What needs to be done: Everything from the line with "OCR this image." through the last line of the records below should be copied exactly, both ends included.

— start Supplied records —

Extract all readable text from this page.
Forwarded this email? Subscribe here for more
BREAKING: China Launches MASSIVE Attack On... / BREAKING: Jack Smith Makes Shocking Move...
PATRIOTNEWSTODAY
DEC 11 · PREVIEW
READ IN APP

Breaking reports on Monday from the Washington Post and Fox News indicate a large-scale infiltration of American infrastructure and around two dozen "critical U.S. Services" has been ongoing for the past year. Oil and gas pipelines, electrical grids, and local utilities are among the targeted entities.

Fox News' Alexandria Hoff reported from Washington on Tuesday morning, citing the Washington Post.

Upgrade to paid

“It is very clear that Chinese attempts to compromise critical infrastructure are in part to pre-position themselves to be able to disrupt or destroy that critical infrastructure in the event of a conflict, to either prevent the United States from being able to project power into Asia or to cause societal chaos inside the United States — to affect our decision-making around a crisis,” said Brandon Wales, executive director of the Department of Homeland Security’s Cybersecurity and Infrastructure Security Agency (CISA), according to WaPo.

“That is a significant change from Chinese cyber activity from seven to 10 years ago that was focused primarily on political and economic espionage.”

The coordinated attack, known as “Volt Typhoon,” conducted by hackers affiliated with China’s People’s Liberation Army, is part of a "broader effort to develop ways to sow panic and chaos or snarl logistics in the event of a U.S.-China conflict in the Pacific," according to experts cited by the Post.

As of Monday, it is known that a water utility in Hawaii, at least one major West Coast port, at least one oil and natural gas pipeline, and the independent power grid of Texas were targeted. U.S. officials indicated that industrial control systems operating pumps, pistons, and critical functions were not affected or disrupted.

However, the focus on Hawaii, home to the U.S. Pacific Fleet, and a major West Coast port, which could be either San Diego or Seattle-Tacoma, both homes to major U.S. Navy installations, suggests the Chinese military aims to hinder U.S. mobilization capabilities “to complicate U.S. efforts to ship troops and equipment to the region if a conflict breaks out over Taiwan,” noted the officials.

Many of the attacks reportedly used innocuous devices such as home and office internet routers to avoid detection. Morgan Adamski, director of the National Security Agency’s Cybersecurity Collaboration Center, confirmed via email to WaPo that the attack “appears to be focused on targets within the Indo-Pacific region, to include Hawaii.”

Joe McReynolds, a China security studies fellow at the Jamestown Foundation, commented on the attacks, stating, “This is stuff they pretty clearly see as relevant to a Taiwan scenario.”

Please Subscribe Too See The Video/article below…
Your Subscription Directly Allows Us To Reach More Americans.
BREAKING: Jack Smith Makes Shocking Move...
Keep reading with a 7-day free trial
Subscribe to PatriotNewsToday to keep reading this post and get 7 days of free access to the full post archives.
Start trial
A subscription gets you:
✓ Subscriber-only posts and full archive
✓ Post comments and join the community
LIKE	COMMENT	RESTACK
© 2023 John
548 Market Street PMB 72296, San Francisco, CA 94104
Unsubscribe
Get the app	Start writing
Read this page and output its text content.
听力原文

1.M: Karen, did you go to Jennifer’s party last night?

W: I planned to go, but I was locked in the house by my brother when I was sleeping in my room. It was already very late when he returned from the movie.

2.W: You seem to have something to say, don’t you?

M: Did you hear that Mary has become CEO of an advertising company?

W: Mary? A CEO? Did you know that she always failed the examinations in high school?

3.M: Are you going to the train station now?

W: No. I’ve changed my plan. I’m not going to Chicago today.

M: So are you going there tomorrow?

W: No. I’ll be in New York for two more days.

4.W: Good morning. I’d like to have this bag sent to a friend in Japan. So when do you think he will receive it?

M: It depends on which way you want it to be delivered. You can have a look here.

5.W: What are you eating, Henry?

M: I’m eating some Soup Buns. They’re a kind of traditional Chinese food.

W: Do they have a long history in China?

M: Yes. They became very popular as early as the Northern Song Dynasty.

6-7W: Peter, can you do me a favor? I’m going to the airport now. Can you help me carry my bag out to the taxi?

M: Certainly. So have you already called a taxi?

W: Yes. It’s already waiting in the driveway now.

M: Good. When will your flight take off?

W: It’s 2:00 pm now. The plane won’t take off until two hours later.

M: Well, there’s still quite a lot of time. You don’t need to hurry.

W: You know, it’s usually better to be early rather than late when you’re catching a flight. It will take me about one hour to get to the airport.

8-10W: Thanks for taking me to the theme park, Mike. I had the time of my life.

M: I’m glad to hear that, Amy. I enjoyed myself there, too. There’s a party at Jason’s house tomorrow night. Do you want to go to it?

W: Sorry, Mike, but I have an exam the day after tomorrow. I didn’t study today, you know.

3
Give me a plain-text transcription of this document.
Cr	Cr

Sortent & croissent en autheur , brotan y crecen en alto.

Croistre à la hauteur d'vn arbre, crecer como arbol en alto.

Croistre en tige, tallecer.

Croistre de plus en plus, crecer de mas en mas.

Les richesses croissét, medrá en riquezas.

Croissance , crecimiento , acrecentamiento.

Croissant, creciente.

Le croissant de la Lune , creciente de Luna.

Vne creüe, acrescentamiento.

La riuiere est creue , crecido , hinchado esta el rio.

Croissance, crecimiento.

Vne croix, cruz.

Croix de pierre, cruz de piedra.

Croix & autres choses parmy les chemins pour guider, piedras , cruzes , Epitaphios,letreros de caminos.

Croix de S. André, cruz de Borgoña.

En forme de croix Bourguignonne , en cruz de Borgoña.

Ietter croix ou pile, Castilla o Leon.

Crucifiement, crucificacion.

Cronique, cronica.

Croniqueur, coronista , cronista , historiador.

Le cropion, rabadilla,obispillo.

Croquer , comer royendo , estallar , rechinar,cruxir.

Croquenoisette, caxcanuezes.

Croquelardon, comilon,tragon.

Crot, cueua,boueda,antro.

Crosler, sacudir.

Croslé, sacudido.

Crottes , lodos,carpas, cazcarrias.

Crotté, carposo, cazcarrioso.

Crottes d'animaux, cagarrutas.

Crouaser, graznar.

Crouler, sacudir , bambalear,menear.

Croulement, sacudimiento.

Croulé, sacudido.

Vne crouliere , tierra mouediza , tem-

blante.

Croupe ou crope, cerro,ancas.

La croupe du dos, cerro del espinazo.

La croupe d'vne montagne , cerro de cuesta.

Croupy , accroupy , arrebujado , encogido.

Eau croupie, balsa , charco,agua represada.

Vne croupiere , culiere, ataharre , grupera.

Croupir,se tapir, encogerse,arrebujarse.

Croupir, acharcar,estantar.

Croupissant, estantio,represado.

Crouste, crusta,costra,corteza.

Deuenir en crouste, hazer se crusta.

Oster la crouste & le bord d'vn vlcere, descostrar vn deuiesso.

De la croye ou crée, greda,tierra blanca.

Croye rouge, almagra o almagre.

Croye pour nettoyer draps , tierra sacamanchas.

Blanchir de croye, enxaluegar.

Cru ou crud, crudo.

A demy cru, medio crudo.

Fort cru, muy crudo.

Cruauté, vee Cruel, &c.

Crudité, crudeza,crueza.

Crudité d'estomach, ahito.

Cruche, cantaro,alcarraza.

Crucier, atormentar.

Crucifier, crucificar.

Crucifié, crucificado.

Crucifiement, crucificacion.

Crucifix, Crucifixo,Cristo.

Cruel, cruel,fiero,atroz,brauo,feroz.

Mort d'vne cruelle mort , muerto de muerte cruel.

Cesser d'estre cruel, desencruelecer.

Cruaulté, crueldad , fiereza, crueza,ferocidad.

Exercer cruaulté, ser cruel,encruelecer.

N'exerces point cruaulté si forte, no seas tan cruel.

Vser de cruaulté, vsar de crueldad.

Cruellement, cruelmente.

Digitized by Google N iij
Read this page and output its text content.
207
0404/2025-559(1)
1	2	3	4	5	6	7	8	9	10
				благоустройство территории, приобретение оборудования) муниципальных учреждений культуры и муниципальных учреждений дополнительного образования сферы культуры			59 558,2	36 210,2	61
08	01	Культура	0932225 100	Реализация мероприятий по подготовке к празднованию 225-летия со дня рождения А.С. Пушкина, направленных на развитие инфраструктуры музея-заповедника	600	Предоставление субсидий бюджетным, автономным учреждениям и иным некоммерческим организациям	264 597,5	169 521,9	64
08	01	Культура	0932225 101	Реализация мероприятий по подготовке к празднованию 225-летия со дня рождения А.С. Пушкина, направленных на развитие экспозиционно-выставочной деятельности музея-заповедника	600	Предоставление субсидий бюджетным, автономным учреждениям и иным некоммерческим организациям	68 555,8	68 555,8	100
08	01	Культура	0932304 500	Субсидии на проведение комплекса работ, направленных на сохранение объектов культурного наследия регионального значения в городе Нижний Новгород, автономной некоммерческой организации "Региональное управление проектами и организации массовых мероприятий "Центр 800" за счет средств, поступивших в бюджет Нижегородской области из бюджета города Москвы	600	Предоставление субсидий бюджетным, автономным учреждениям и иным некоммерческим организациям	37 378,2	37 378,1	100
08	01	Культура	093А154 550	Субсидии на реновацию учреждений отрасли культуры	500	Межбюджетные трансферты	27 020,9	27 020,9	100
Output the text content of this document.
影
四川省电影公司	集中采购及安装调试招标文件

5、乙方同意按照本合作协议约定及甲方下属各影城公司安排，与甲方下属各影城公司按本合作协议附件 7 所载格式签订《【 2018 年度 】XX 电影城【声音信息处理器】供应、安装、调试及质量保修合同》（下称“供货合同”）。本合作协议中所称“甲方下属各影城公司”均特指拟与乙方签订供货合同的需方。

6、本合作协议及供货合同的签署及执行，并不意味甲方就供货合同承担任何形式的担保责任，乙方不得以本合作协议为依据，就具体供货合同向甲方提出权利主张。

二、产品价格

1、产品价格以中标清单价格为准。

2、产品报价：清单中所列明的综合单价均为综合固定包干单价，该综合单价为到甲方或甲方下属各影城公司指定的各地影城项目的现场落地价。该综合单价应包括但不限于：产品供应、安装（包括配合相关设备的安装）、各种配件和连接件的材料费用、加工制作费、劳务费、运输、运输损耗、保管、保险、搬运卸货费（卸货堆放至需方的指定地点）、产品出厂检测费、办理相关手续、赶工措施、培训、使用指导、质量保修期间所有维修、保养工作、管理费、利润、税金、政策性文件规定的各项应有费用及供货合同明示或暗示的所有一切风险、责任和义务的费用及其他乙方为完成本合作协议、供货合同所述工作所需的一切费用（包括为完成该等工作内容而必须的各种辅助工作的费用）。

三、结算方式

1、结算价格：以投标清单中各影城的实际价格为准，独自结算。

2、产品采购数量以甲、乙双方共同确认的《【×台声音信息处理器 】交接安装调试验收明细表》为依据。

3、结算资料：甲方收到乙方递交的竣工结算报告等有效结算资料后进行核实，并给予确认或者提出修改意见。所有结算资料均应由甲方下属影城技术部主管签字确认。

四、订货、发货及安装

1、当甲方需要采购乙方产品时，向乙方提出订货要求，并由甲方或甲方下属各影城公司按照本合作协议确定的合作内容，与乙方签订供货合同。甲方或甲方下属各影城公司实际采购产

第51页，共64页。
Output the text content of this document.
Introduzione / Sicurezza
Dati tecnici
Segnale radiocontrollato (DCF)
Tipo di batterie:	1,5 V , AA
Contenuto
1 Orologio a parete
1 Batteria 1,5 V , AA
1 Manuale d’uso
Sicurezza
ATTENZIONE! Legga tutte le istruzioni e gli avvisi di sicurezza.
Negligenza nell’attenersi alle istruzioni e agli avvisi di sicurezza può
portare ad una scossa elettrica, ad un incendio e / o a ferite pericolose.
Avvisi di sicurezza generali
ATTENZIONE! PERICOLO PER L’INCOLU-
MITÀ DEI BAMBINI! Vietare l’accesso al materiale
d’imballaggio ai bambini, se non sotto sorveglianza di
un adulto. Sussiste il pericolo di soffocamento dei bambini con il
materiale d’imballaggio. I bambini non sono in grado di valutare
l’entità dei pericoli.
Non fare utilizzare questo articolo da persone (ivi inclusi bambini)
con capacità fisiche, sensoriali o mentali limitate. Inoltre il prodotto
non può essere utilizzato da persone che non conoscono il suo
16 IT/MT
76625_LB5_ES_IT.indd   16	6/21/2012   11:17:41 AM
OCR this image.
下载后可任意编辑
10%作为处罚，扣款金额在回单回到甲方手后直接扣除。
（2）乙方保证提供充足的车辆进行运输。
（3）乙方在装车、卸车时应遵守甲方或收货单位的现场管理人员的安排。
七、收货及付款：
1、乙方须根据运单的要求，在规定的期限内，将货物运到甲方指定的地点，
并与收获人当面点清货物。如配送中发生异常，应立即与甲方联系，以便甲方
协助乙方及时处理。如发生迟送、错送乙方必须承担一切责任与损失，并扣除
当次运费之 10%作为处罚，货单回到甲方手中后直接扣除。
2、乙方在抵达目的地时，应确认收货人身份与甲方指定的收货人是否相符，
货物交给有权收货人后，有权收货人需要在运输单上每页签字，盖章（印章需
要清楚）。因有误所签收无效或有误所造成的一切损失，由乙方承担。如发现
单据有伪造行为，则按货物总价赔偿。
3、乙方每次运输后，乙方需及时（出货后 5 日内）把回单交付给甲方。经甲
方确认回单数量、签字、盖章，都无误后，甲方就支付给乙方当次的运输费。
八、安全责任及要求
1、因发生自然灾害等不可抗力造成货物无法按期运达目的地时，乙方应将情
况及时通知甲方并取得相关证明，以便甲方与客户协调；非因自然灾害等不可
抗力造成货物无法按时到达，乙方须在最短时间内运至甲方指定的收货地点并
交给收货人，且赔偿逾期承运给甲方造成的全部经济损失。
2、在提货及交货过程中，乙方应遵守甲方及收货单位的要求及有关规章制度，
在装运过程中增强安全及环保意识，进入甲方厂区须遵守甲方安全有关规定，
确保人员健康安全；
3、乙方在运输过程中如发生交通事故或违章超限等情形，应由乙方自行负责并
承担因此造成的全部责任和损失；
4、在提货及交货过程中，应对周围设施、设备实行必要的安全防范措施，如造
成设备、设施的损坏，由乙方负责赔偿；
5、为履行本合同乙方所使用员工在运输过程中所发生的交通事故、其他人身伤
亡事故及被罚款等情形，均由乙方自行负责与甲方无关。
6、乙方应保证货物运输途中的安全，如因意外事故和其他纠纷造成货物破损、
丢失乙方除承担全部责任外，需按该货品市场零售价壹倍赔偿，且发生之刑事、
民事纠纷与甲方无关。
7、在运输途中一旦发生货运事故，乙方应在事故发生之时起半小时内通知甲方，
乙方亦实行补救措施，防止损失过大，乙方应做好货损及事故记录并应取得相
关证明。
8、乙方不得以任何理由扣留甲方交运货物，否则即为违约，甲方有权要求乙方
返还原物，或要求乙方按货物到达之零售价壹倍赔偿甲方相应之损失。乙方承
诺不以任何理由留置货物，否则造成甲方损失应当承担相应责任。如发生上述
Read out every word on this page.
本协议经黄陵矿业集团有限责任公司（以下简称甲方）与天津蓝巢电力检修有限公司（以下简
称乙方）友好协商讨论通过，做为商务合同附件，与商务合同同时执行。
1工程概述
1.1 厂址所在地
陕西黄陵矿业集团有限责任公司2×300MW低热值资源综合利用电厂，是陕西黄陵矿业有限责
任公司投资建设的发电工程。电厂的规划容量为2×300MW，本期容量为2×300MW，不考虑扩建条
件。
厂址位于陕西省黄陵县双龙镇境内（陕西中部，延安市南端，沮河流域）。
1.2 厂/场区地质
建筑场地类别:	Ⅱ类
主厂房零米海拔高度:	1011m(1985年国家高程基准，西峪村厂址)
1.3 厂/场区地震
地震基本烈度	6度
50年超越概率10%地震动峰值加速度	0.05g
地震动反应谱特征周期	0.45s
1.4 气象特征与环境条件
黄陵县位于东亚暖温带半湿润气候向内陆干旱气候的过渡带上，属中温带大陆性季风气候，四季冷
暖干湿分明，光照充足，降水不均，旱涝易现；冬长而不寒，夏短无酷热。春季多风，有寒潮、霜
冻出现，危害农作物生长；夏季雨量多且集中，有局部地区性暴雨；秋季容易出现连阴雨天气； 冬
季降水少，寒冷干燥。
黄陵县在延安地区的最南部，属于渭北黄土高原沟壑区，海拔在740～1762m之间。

— end Supplied records —

Solution to this task:
OCR this image.
下载后可任意编辑
10%作为处罚，扣款金额在回单回到甲方手后直接扣除。
（2）乙方保证提供充足的车辆进行运输。
（3）乙方在装车、卸车时应遵守甲方或收货单位的现场管理人员的安排。
七、收货及付款：
1、乙方须根据运单的要求，在规定的期限内，将货物运到甲方指定的地点，
并与收获人当面点清货物。如配送中发生异常，应立即与甲方联系，以便甲方
协助乙方及时处理。如发生迟送、错送乙方必须承担一切责任与损失，并扣除
当次运费之 10%作为处罚，货单回到甲方手中后直接扣除。
2、乙方在抵达目的地时，应确认收货人身份与甲方指定的收货人是否相符，
货物交给有权收货人后，有权收货人需要在运输单上每页签字，盖章（印章需
要清楚）。因有误所签收无效或有误所造成的一切损失，由乙方承担。如发现
单据有伪造行为，则按货物总价赔偿。
3、乙方每次运输后，乙方需及时（出货后 5 日内）把回单交付给甲方。经甲
方确认回单数量、签字、盖章，都无误后，甲方就支付给乙方当次的运输费。
八、安全责任及要求
1、因发生自然灾害等不可抗力造成货物无法按期运达目的地时，乙方应将情
况及时通知甲方并取得相关证明，以便甲方与客户协调；非因自然灾害等不可
抗力造成货物无法按时到达，乙方须在最短时间内运至甲方指定的收货地点并
交给收货人，且赔偿逾期承运给甲方造成的全部经济损失。
2、在提货及交货过程中，乙方应遵守甲方及收货单位的要求及有关规章制度，
在装运过程中增强安全及环保意识，进入甲方厂区须遵守甲方安全有关规定，
确保人员健康安全；
3、乙方在运输过程中如发生交通事故或违章超限等情形，应由乙方自行负责并
承担因此造成的全部责任和损失；
4、在提货及交货过程中，应对周围设施、设备实行必要的安全防范措施，如造
成设备、设施的损坏，由乙方负责赔偿；
5、为履行本合同乙方所使用员工在运输过程中所发生的交通事故、其他人身伤
亡事故及被罚款等情形，均由乙方自行负责与甲方无关。
6、乙方应保证货物运输途中的安全，如因意外事故和其他纠纷造成货物破损、
丢失乙方除承担全部责任外，需按该货品市场零售价壹倍赔偿，且发生之刑事、
民事纠纷与甲方无关。
7、在运输途中一旦发生货运事故，乙方应在事故发生之时起半小时内通知甲方，
乙方亦实行补救措施，防止损失过大，乙方应做好货损及事故记录并应取得相
关证明。
8、乙方不得以任何理由扣留甲方交运货物，否则即为违约，甲方有权要求乙方
返还原物，或要求乙方按货物到达之零售价壹倍赔偿甲方相应之损失。乙方承
诺不以任何理由留置货物，否则造成甲方损失应当承担相应责任。如发生上述
Read out every word on this page.
本协议经黄陵矿业集团有限责任公司（以下简称甲方）与天津蓝巢电力检修有限公司（以下简
称乙方）友好协商讨论通过，做为商务合同附件，与商务合同同时执行。
1工程概述
1.1 厂址所在地
陕西黄陵矿业集团有限责任公司2×300MW低热值资源综合利用电厂，是陕西黄陵矿业有限责
任公司投资建设的发电工程。电厂的规划容量为2×300MW，本期容量为2×300MW，不考虑扩建条
件。
厂址位于陕西省黄陵县双龙镇境内（陕西中部，延安市南端，沮河流域）。
1.2 厂/场区地质
建筑场地类别:	Ⅱ类
主厂房零米海拔高度:	1011m(1985年国家高程基准，西峪村厂址)
1.3 厂/场区地震
地震基本烈度	6度
50年超越概率10%地震动峰值加速度	0.05g
地震动反应谱特征周期	0.45s
1.4 气象特征与环境条件
黄陵县位于东亚暖温带半湿润气候向内陆干旱气候的过渡带上，属中温带大陆性季风气候，四季冷
暖干湿分明，光照充足，降水不均，旱涝易现；冬长而不寒，夏短无酷热。春季多风，有寒潮、霜
冻出现，危害农作物生长；夏季雨量多且集中，有局部地区性暴雨；秋季容易出现连阴雨天气； 冬
季降水少，寒冷干燥。
黄陵县在延安地区的最南部，属于渭北黄土高原沟壑区，海拔在740～1762m之间。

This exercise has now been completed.